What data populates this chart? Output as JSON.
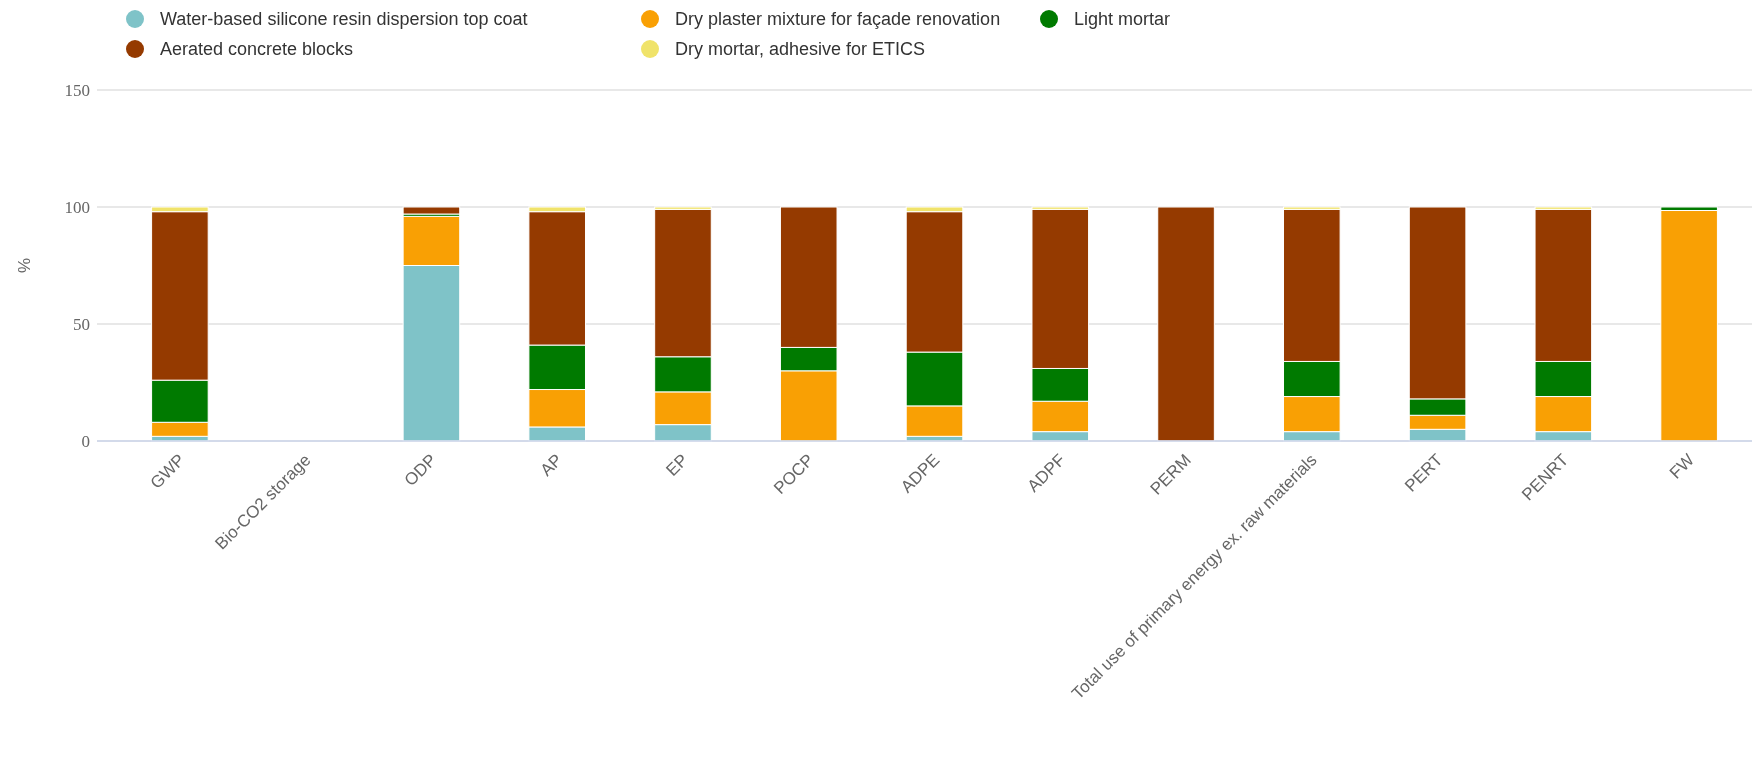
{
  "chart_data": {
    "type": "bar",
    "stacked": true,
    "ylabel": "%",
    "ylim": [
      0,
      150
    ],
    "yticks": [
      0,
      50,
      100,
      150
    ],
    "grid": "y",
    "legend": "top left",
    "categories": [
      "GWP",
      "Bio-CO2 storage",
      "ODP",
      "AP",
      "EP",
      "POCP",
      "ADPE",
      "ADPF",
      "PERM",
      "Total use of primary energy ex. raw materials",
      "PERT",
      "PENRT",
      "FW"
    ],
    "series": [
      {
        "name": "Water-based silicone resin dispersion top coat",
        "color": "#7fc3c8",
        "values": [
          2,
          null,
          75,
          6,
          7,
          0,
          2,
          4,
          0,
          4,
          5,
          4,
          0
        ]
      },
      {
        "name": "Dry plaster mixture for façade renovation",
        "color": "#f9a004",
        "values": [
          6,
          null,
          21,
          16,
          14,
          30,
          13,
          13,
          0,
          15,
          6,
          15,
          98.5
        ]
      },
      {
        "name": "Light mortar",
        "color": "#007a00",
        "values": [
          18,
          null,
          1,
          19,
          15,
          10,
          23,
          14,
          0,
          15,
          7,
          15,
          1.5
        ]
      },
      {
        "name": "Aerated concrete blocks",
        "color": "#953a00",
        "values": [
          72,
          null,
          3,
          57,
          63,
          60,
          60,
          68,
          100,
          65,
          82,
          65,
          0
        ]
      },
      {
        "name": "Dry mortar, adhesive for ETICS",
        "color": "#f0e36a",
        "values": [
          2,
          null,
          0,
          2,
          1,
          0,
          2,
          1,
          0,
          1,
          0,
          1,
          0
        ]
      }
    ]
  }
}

---

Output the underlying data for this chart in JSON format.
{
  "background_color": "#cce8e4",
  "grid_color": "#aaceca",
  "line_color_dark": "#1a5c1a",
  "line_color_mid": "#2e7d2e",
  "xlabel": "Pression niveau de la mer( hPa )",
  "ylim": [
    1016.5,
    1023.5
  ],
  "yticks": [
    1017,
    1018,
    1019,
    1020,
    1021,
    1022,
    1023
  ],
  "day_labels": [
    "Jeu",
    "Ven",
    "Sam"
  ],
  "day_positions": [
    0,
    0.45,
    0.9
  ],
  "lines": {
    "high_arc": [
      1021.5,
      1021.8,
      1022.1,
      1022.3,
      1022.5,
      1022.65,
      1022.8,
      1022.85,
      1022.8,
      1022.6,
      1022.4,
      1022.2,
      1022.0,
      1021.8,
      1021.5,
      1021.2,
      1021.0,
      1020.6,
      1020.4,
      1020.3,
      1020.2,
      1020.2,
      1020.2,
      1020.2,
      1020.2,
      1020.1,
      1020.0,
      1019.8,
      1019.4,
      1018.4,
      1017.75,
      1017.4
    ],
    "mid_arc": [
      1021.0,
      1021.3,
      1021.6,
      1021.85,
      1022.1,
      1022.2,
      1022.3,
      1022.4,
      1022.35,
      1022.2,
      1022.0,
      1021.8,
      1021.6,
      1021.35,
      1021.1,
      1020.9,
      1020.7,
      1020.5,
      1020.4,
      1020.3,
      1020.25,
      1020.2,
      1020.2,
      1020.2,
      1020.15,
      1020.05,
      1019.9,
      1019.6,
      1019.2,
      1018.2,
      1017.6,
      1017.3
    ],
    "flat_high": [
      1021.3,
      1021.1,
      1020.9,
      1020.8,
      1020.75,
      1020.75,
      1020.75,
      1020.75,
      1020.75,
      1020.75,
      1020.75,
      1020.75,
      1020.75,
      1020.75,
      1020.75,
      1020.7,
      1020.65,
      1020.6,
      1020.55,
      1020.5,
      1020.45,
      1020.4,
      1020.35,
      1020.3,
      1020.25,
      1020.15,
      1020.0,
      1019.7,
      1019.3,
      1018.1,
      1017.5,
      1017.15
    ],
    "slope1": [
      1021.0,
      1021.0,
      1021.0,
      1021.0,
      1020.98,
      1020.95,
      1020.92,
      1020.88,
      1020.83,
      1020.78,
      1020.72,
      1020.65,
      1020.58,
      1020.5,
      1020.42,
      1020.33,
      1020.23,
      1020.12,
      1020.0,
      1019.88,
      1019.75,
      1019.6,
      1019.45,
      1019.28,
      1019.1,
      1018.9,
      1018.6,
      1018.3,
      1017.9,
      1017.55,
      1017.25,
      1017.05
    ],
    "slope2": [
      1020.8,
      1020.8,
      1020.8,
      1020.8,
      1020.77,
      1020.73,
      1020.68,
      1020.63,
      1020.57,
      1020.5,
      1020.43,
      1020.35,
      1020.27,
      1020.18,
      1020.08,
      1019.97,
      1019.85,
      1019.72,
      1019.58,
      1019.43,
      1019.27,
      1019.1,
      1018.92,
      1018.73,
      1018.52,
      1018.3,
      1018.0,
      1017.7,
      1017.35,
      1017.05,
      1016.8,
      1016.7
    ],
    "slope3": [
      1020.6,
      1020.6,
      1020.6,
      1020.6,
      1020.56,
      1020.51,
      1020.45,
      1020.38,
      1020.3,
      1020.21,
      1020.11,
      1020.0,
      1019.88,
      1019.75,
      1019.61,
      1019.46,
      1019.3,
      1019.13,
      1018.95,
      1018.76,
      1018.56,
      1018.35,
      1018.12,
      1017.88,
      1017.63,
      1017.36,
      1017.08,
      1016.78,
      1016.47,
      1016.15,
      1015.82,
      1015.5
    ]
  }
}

• [Required task]: Extract each line from the entries above that contains the string "JSON".

• [Solution]:
What data populates this chart? Output as JSON.
Output the underlying data for this chart in JSON format.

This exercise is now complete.